* [WRITTEN TASK]:
Review the material and extract every line in which the word "hábitos" occurs.

Records from a collection:
========================
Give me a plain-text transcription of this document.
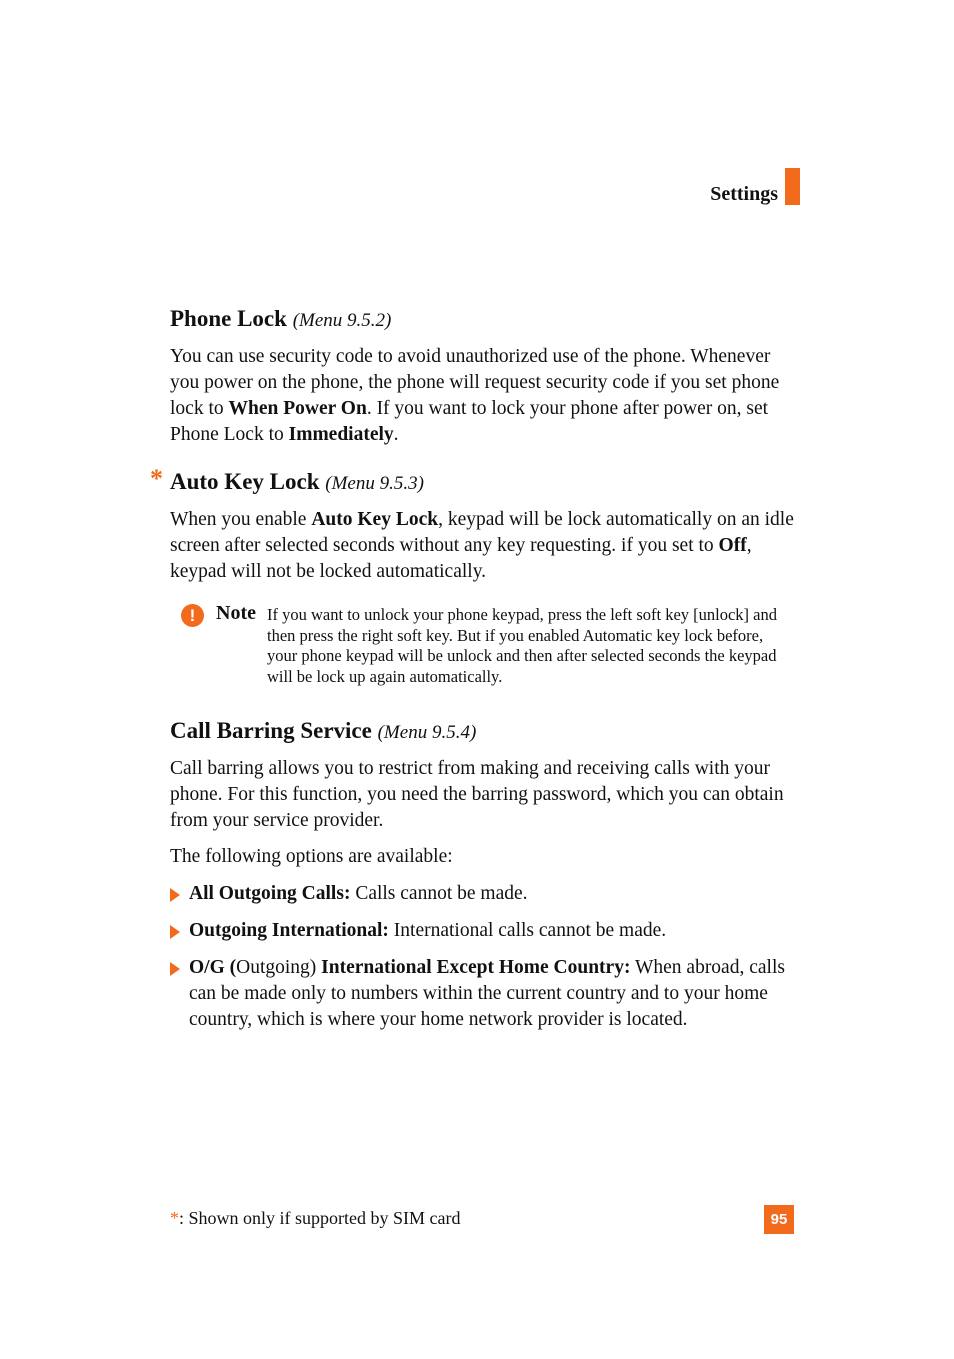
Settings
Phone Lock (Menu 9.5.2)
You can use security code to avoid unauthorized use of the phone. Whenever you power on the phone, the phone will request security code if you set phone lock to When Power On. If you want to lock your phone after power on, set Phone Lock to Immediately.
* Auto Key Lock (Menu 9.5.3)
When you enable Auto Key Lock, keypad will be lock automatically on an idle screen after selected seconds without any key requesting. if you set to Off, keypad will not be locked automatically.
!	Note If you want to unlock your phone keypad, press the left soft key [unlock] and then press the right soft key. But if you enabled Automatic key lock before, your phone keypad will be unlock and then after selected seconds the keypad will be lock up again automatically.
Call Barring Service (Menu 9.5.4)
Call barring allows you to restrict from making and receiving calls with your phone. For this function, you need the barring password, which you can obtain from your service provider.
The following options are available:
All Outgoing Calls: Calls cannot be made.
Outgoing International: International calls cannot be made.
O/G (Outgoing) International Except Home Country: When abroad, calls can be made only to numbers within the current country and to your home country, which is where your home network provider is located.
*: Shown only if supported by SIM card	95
========================
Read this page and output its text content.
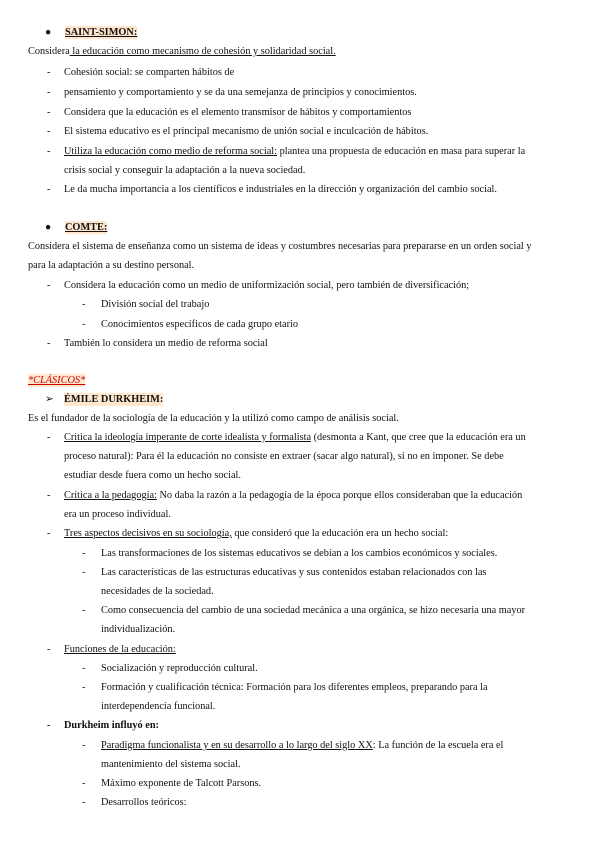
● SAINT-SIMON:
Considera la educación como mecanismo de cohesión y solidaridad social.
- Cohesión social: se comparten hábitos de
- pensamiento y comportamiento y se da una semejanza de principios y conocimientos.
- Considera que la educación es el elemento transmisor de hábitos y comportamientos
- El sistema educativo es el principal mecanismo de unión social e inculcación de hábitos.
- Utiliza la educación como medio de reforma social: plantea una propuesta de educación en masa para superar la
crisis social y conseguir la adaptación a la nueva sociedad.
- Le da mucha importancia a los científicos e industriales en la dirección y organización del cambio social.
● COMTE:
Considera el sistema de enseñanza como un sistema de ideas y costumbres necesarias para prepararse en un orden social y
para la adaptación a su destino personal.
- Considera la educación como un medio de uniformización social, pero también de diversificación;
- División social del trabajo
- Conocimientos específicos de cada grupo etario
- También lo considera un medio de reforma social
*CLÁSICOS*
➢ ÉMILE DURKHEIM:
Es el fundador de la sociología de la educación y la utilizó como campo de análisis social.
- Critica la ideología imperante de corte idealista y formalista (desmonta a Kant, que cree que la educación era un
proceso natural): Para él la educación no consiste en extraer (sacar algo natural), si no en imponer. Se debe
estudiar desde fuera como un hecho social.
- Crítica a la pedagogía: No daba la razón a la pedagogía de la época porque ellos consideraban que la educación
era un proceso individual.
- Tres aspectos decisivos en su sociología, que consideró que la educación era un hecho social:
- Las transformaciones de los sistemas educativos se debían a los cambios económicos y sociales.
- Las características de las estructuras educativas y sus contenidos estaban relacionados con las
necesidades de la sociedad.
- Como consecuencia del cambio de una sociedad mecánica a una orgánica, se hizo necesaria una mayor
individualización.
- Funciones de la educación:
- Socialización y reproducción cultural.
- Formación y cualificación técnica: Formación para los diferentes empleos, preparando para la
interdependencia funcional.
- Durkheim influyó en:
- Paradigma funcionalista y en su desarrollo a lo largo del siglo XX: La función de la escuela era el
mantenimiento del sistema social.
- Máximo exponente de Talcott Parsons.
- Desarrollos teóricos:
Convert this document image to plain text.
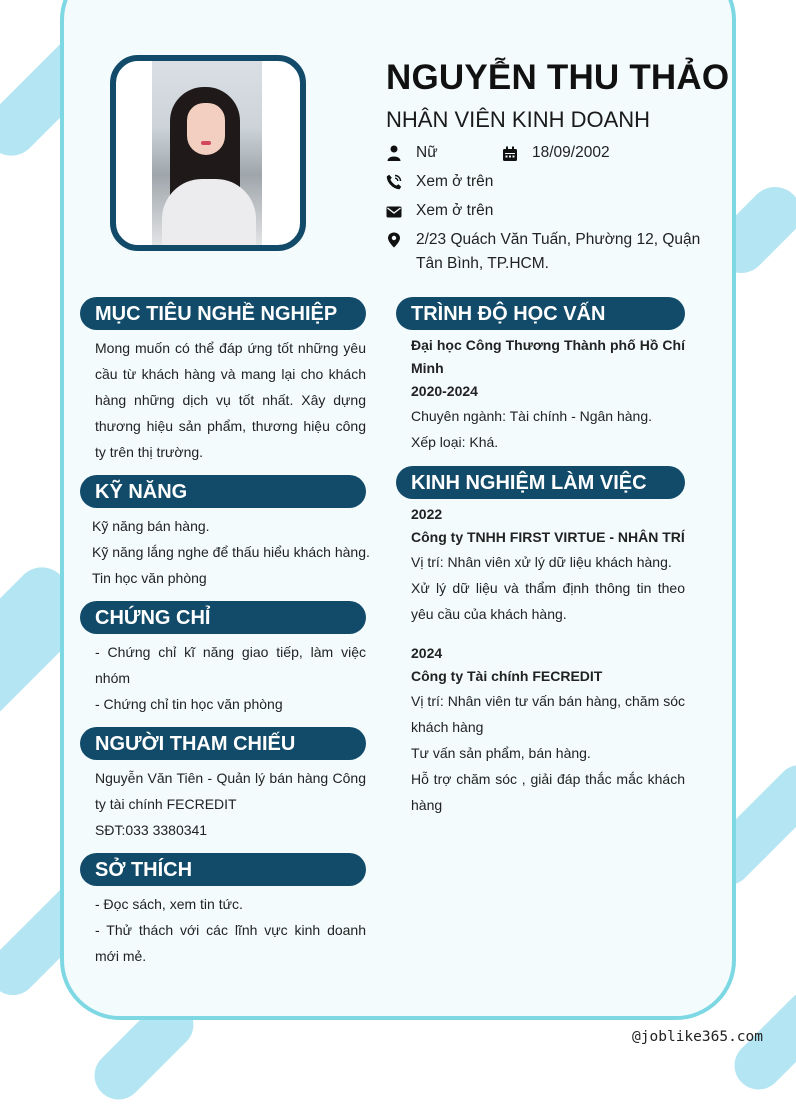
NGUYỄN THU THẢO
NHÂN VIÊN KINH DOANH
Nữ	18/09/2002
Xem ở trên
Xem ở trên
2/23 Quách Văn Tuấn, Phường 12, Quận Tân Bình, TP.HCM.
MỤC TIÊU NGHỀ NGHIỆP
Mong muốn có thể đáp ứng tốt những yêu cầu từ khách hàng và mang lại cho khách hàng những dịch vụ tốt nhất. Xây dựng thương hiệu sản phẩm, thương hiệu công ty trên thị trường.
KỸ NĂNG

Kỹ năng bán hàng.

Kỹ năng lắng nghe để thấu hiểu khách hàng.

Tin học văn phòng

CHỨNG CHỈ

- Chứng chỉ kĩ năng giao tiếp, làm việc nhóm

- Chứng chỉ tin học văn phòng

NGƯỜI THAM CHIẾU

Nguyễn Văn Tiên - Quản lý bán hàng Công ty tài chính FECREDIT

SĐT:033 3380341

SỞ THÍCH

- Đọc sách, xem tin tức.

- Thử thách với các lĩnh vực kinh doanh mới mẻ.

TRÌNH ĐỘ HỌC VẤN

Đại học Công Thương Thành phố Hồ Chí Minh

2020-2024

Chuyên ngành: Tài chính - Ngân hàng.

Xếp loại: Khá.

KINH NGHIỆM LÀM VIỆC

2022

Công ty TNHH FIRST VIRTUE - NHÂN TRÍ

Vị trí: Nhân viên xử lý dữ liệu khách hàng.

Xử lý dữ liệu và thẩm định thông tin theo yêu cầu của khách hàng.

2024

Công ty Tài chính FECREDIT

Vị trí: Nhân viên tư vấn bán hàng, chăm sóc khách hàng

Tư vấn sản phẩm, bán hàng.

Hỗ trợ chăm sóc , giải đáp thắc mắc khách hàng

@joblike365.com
========================
* [CORRECT RESPONSE]:
- Cohesión social: se comparten hábitos de
- Considera que la educación es el elemento transmisor de hábitos y comportamientos
- El sistema educativo es el principal mecanismo de unión social e inculcación de hábitos.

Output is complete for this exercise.